Dataset extract:
[Start]
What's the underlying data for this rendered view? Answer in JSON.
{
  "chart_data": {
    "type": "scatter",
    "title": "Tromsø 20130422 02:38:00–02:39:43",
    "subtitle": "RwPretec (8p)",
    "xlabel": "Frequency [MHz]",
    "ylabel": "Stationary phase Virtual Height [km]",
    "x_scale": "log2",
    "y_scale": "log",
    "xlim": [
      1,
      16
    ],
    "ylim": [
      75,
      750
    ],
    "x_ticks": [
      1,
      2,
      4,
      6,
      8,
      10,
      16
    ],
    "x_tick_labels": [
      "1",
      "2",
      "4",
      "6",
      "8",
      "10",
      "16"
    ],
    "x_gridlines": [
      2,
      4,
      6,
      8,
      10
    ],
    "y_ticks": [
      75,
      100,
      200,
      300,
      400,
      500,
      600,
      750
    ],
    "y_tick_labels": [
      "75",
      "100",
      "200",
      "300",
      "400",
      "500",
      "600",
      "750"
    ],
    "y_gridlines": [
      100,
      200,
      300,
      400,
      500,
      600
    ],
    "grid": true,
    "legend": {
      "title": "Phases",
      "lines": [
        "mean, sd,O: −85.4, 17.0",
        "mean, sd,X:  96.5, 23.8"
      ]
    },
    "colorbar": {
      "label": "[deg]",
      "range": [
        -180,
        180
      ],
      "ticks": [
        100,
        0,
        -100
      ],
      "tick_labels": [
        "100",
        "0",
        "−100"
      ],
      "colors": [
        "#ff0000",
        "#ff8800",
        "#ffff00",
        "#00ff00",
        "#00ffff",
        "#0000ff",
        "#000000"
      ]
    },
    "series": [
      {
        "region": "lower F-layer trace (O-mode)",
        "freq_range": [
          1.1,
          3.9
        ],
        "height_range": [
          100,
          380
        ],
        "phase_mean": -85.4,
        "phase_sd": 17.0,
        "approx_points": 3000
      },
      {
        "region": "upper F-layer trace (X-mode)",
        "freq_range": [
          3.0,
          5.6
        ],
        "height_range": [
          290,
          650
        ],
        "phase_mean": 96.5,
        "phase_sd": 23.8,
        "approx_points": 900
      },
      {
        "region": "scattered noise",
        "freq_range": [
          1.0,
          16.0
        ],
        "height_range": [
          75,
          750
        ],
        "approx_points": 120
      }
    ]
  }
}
[End]
Task to carry out: Work out how many lines above have the string "layer" in them, and give only the number.

Expected answer: 2